- Available records:
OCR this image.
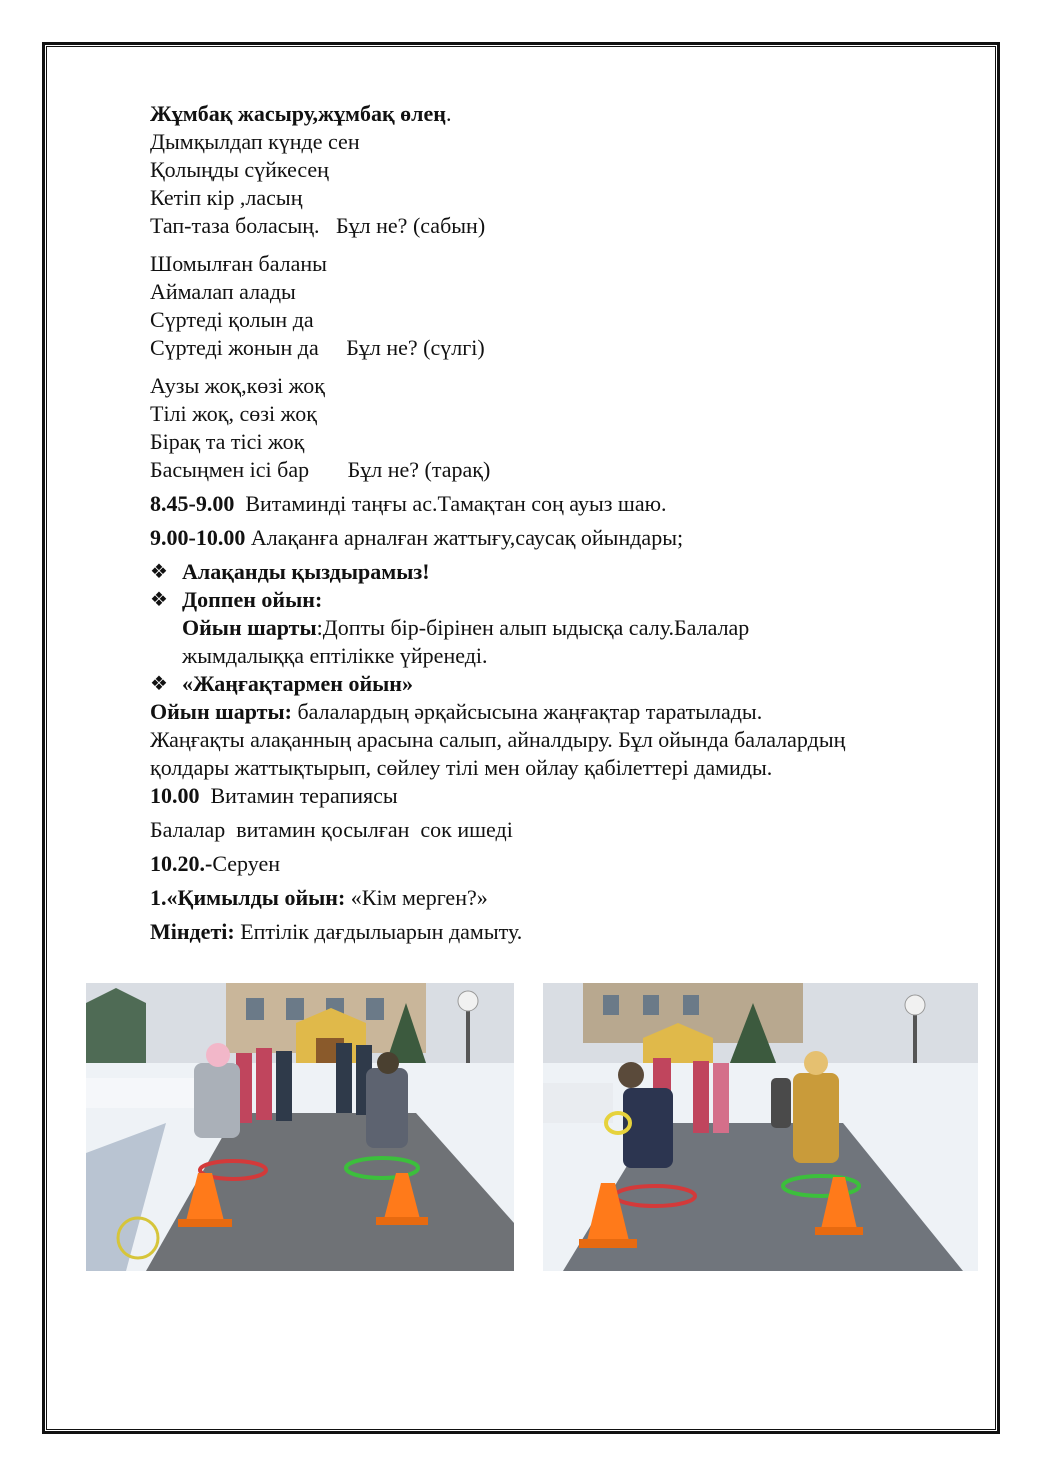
Жұмбақ жасыру,жұмбақ өлең.
Дымқылдап күнде сен
Қолыңды сүйкесең
Кетіп кір ,ласың
Тап-таза боласың.   Бұл не? (сабын)
Шомылған баланы
Аймалап алады
Сүртеді қолын да
Сүртеді жонын да     Бұл не? (сүлгі)
Аузы жоқ,көзі жоқ
Тілі жоқ, сөзі жоқ
Бірақ та тісі жоқ
Басыңмен ісі бар       Бұл не? (тарақ)
8.45-9.00  Витаминді таңғы ас.Тамақтан соң ауыз шаю.
9.00-10.00 Алақанға арналған жаттығу,саусақ ойындары;
❖ Алақанды қыздырамыз!
❖ Доппен ойын:
Ойын шарты:Допты бір-бірінен алып ыдысқа салу.Балалар
жымдалыққа ептілікке үйренеді.
❖ «Жаңғақтармен ойын»
Ойын шарты: балалардың әрқайсысына жаңғақтар таратылады.
Жаңғақты алақанның арасына салып, айналдыру. Бұл ойында балалардың
қолдары жаттықтырып, сөйлеу тілі мен ойлау қабілеттері дамиды.
10.00  Витамин терапиясы
Балалар  витамин қосылған  сок ишеді
10.20.-Серуен
1.«Қимылды ойын: «Кім мерген?»
Міндеті: Ептілік дағдылыарын дамыту.
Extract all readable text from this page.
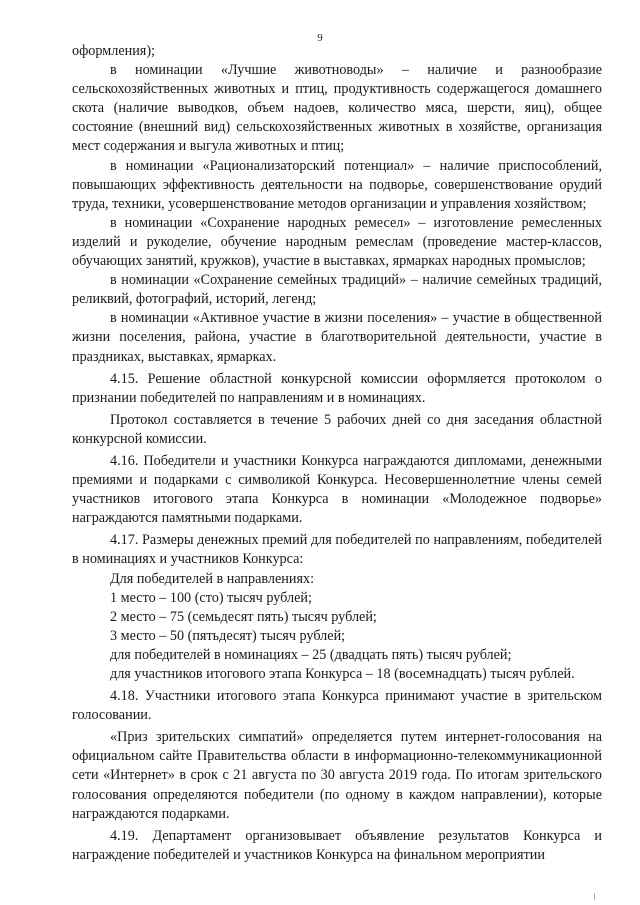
9

оформления);

в номинации «Лучшие животноводы» – наличие и разнообразие сельскохозяйственных животных и птиц, продуктивность содержащегося домашнего скота (наличие выводков, объем надоев, количество мяса, шерсти, яиц), общее состояние (внешний вид) сельскохозяйственных животных в хозяйстве, организация мест содержания и выгула животных и птиц;

в номинации «Рационализаторский потенциал» – наличие приспособлений, повышающих эффективность деятельности на подворье, совершенствование орудий труда, техники, усовершенствование методов организации и управления хозяйством;

в номинации «Сохранение народных ремесел» – изготовление ремесленных изделий и рукоделие, обучение народным ремеслам (проведение мастер-классов, обучающих занятий, кружков), участие в выставках, ярмарках народных промыслов;

в номинации «Сохранение семейных традиций» – наличие семейных традиций, реликвий, фотографий, историй, легенд;

в номинации «Активное участие в жизни поселения» – участие в общественной жизни поселения, района, участие в благотворительной деятельности, участие в праздниках, выставках, ярмарках.

4.15. Решение областной конкурсной комиссии оформляется протоколом о признании победителей по направлениям и в номинациях.

Протокол составляется в течение 5 рабочих дней со дня заседания областной конкурсной комиссии.

4.16. Победители и участники Конкурса награждаются дипломами, денежными премиями и подарками с символикой Конкурса. Несовершеннолетние члены семей участников итогового этапа Конкурса в номинации «Молодежное подворье» награждаются памятными подарками.

4.17. Размеры денежных премий для победителей по направлениям, победителей в номинациях и участников Конкурса:

Для победителей в направлениях:

1 место – 100 (сто) тысяч рублей;

2 место – 75 (семьдесят пять) тысяч рублей;

3 место – 50 (пятьдесят) тысяч рублей;

для победителей в номинациях – 25 (двадцать пять) тысяч рублей;

для участников итогового этапа Конкурса – 18 (восемнадцать) тысяч рублей.

4.18. Участники итогового этапа Конкурса принимают участие в зрительском голосовании.

«Приз зрительских симпатий» определяется путем интернет-голосования на официальном сайте Правительства области в информационно-телекоммуникационной сети «Интернет» в срок с 21 августа по 30 августа 2019 года. По итогам зрительского голосования определяются победители (по одному в каждом направлении), которые награждаются подарками.

4.19. Департамент организовывает объявление результатов Конкурса и награждение победителей и участников Конкурса на финальном мероприятии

- Given problem: From the entries above, output every line exactly and omit any image.

- Answer to the problem:
OCR this image.
Жұмбақ жасыру,жұмбақ өлең.
Дымқылдап күнде сен
Қолыңды сүйкесең
Кетіп кір ,ласың
Тап-таза боласың.   Бұл не? (сабын)
Шомылған баланы
Аймалап алады
Сүртеді қолын да
Сүртеді жонын да     Бұл не? (сүлгі)
Аузы жоқ,көзі жоқ
Тілі жоқ, сөзі жоқ
Бірақ та тісі жоқ
Басыңмен ісі бар       Бұл не? (тарақ)
8.45-9.00  Витаминді таңғы ас.Тамақтан соң ауыз шаю.
9.00-10.00 Алақанға арналған жаттығу,саусақ ойындары;
❖ Алақанды қыздырамыз!
❖ Доппен ойын:
Ойын шарты:Допты бір-бірінен алып ыдысқа салу.Балалар
жымдалыққа ептілікке үйренеді.
❖ «Жаңғақтармен ойын»
Ойын шарты: балалардың әрқайсысына жаңғақтар таратылады.
Жаңғақты алақанның арасына салып, айналдыру. Бұл ойында балалардың
қолдары жаттықтырып, сөйлеу тілі мен ойлау қабілеттері дамиды.
10.00  Витамин терапиясы
Балалар  витамин қосылған  сок ишеді
10.20.-Серуен
1.«Қимылды ойын: «Кім мерген?»
Міндеті: Ептілік дағдылыарын дамыту.
Extract all readable text from this page.
9

оформления);

в номинации «Лучшие животноводы» – наличие и разнообразие сельскохозяйственных животных и птиц, продуктивность содержащегося домашнего скота (наличие выводков, объем надоев, количество мяса, шерсти, яиц), общее состояние (внешний вид) сельскохозяйственных животных в хозяйстве, организация мест содержания и выгула животных и птиц;

в номинации «Рационализаторский потенциал» – наличие приспособлений, повышающих эффективность деятельности на подворье, совершенствование орудий труда, техники, усовершенствование методов организации и управления хозяйством;

в номинации «Сохранение народных ремесел» – изготовление ремесленных изделий и рукоделие, обучение народным ремеслам (проведение мастер-классов, обучающих занятий, кружков), участие в выставках, ярмарках народных промыслов;

в номинации «Сохранение семейных традиций» – наличие семейных традиций, реликвий, фотографий, историй, легенд;

в номинации «Активное участие в жизни поселения» – участие в общественной жизни поселения, района, участие в благотворительной деятельности, участие в праздниках, выставках, ярмарках.

4.15. Решение областной конкурсной комиссии оформляется протоколом о признании победителей по направлениям и в номинациях.

Протокол составляется в течение 5 рабочих дней со дня заседания областной конкурсной комиссии.

4.16. Победители и участники Конкурса награждаются дипломами, денежными премиями и подарками с символикой Конкурса. Несовершеннолетние члены семей участников итогового этапа Конкурса в номинации «Молодежное подворье» награждаются памятными подарками.

4.17. Размеры денежных премий для победителей по направлениям, победителей в номинациях и участников Конкурса:

Для победителей в направлениях:

1 место – 100 (сто) тысяч рублей;

2 место – 75 (семьдесят пять) тысяч рублей;

3 место – 50 (пятьдесят) тысяч рублей;

для победителей в номинациях – 25 (двадцать пять) тысяч рублей;

для участников итогового этапа Конкурса – 18 (восемнадцать) тысяч рублей.

4.18. Участники итогового этапа Конкурса принимают участие в зрительском голосовании.

«Приз зрительских симпатий» определяется путем интернет-голосования на официальном сайте Правительства области в информационно-телекоммуникационной сети «Интернет» в срок с 21 августа по 30 августа 2019 года. По итогам зрительского голосования определяются победители (по одному в каждом направлении), которые награждаются подарками.

4.19. Департамент организовывает объявление результатов Конкурса и награждение победителей и участников Конкурса на финальном мероприятии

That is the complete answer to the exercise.